## BEGIN Provided data

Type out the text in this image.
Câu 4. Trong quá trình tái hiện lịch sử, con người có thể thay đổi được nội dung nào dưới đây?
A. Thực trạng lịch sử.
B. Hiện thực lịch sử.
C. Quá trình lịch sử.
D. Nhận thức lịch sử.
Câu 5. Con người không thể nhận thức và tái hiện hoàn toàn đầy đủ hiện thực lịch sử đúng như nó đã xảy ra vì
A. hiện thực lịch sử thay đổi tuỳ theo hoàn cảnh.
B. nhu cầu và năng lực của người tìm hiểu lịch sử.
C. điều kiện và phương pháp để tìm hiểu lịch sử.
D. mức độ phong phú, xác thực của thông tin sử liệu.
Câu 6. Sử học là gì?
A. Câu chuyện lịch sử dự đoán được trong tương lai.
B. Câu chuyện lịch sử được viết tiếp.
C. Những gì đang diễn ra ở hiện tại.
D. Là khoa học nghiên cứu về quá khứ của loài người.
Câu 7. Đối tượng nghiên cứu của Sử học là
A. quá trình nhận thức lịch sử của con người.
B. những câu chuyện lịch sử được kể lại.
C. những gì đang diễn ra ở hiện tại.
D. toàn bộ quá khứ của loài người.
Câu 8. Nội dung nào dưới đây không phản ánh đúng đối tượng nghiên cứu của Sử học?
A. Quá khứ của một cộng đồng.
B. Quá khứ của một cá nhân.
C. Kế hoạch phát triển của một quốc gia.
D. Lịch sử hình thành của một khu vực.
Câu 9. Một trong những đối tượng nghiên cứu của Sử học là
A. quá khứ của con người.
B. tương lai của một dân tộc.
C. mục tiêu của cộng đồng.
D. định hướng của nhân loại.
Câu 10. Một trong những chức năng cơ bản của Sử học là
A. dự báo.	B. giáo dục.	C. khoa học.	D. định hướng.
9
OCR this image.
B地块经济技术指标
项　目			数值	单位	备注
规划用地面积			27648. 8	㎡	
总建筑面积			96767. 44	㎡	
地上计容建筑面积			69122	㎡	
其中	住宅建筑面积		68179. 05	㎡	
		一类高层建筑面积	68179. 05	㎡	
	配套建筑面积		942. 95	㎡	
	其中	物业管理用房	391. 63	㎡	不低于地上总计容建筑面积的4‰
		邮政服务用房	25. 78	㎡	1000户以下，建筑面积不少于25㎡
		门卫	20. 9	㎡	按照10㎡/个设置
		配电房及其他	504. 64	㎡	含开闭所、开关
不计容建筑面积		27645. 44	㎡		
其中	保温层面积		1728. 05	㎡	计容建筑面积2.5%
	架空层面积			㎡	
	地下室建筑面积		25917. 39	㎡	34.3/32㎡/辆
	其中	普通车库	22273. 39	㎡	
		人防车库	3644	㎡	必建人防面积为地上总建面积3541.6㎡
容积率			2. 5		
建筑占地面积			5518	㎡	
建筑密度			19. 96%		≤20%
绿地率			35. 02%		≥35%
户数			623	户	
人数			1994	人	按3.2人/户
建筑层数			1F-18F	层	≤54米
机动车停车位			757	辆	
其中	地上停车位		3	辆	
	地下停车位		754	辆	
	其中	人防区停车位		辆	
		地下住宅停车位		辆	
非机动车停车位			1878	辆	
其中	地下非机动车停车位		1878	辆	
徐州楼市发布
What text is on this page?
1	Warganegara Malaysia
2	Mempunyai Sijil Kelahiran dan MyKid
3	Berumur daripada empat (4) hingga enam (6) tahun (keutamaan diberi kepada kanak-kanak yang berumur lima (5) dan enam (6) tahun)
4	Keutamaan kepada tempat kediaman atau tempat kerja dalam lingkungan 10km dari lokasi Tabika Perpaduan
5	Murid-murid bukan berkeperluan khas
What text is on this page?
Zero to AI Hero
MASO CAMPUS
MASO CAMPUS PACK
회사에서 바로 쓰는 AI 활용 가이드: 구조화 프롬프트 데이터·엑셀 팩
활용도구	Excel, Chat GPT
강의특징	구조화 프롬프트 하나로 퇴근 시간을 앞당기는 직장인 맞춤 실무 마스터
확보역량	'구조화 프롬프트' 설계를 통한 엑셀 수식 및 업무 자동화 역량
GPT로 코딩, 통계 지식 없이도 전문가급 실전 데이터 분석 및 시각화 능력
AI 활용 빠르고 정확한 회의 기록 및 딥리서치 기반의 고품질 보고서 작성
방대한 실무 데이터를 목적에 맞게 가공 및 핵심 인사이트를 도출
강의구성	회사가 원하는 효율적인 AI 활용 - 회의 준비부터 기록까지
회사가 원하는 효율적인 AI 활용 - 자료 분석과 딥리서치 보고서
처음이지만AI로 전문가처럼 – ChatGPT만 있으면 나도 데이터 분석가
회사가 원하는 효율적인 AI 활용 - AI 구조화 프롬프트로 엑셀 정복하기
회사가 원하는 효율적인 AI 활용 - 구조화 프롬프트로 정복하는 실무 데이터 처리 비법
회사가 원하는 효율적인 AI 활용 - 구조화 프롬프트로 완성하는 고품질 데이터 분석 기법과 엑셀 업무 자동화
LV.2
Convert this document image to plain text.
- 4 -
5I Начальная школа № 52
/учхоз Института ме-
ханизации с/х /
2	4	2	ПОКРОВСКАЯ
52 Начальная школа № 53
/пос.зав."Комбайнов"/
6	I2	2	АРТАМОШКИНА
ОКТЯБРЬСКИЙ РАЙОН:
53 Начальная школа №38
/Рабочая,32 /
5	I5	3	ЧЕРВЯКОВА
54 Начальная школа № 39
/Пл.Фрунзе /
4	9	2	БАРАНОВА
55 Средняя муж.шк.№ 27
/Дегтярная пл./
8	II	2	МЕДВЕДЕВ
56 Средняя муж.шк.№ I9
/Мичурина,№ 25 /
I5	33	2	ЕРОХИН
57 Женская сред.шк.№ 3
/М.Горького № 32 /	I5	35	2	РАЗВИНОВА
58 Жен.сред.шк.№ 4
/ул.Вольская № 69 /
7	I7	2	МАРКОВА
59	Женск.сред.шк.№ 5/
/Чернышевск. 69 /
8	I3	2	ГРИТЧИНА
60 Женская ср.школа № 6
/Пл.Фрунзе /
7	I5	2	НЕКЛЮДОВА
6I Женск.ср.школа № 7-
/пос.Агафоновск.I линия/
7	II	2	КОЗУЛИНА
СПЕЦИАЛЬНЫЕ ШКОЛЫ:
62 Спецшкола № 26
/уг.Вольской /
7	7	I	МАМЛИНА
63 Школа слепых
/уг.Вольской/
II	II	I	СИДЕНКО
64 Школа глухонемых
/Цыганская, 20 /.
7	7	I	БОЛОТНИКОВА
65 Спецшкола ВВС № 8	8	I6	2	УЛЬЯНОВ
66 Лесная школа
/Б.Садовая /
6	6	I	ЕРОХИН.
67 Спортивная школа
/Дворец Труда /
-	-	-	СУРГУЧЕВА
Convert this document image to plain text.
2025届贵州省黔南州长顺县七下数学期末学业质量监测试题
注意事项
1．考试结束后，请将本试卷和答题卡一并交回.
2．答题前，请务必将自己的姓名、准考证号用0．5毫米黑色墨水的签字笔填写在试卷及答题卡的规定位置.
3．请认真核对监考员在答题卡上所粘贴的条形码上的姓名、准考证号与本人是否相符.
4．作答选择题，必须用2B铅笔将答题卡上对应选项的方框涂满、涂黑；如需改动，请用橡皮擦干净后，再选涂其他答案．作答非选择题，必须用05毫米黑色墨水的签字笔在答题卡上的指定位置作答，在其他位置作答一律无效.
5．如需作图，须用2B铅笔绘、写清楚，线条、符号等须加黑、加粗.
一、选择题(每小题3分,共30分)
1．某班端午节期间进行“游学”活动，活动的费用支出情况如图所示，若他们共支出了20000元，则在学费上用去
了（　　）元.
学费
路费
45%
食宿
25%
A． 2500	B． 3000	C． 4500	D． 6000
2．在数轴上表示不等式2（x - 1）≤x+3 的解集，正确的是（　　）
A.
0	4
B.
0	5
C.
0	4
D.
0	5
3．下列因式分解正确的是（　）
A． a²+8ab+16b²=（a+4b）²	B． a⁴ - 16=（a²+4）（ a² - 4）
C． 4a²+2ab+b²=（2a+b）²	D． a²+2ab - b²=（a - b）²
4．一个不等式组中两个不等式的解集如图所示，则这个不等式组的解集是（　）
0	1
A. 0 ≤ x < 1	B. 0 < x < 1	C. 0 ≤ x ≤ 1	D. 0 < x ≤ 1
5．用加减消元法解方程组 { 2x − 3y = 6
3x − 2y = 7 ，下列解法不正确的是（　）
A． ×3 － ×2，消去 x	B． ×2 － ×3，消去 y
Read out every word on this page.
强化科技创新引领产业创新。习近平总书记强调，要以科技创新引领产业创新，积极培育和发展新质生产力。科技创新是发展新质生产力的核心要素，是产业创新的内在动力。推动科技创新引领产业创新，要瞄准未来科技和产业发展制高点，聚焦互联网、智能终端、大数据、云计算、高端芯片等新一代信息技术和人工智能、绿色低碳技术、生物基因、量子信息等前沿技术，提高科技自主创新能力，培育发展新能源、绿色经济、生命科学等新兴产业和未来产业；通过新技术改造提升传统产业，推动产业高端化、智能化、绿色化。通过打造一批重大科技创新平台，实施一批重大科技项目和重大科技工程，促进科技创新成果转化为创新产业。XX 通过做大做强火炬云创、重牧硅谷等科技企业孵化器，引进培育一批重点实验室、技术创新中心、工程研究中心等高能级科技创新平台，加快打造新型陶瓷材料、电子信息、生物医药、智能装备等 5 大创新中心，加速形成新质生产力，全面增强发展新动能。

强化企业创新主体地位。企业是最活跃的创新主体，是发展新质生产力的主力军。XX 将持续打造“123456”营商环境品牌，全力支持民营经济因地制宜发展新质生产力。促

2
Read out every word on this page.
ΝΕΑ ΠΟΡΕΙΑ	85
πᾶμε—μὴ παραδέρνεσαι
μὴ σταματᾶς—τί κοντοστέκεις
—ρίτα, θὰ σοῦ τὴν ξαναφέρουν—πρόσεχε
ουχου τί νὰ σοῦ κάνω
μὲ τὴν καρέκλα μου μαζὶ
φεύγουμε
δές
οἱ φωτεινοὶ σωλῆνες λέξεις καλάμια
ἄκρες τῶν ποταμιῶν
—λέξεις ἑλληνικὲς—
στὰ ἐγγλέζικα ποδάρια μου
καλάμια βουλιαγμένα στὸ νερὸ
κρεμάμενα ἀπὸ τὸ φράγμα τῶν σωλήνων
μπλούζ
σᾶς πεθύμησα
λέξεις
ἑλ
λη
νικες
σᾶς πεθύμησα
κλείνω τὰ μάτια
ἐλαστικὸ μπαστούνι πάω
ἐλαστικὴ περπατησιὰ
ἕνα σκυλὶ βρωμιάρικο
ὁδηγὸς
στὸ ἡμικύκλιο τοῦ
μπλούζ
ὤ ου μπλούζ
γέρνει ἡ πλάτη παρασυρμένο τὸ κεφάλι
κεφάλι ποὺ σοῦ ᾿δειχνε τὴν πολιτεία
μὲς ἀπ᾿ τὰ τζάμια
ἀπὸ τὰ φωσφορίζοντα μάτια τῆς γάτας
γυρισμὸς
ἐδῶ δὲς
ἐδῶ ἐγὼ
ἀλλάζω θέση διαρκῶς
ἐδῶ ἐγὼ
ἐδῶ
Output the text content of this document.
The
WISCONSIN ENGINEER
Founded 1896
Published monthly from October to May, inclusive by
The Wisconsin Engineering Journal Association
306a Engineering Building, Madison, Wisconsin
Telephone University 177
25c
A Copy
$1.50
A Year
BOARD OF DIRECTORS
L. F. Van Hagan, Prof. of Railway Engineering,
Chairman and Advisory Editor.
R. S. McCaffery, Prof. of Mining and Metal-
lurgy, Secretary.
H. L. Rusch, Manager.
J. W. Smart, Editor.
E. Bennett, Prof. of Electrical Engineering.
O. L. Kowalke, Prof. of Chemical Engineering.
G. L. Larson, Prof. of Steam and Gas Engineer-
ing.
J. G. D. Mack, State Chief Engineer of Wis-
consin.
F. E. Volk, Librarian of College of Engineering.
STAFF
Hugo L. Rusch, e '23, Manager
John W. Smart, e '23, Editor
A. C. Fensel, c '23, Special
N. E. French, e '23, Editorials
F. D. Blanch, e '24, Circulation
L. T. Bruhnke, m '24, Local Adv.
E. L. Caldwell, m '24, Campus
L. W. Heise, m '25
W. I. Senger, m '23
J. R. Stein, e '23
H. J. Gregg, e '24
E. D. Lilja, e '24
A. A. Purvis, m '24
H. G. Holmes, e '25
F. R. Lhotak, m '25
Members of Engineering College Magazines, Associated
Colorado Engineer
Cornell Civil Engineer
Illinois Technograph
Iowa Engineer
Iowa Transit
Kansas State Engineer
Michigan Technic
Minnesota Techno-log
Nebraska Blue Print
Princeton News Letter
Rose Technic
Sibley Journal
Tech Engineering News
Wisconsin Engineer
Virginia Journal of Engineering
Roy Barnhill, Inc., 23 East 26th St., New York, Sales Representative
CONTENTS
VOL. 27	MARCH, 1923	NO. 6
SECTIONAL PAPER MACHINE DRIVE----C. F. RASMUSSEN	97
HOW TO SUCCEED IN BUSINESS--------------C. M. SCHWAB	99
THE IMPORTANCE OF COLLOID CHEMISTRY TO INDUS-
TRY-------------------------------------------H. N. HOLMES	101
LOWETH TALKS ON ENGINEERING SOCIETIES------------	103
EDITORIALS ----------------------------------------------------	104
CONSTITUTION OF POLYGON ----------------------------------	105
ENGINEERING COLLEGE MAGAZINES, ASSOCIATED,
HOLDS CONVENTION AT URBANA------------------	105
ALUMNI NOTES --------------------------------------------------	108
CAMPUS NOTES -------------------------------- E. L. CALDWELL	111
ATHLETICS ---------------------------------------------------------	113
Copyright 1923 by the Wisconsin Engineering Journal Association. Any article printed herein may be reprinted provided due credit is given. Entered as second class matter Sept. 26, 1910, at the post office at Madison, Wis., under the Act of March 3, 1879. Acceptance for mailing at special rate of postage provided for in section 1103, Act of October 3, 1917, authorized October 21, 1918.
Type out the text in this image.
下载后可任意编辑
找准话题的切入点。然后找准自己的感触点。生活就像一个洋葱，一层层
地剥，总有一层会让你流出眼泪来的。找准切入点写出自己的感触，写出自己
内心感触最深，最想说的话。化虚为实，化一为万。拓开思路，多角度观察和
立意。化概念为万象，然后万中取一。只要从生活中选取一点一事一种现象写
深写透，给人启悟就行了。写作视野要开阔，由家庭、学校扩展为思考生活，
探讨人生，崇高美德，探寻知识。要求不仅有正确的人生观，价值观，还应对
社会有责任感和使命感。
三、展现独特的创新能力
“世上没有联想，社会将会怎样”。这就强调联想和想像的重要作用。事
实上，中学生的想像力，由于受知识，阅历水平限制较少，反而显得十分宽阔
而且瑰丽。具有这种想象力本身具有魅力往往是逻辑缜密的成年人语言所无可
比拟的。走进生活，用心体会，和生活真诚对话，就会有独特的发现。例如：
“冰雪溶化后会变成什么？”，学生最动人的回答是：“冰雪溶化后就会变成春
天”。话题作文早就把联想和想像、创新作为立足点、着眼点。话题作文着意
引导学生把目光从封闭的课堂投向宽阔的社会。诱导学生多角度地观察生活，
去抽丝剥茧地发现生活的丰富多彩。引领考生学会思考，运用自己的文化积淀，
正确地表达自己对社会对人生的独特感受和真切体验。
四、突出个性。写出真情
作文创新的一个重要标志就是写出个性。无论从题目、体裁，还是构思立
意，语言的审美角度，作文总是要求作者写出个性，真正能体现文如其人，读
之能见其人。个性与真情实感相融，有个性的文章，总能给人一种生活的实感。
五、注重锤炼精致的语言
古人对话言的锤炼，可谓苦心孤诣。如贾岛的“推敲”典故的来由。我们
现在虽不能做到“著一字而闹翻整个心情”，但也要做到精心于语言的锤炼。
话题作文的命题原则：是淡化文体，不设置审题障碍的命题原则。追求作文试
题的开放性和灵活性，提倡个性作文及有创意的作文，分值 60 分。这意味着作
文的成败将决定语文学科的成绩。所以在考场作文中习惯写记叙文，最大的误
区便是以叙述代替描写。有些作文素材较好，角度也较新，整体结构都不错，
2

## END Provided data

▶ Written exercise: Copy each line of the listing in which the word "được" can be found.

▶ Answer:
Câu 4. Trong quá trình tái hiện lịch sử, con người có thể thay đổi được nội dung nào dưới đây?
A. Câu chuyện lịch sử dự đoán được trong tương lai.
B. Câu chuyện lịch sử được viết tiếp.
B. những câu chuyện lịch sử được kể lại.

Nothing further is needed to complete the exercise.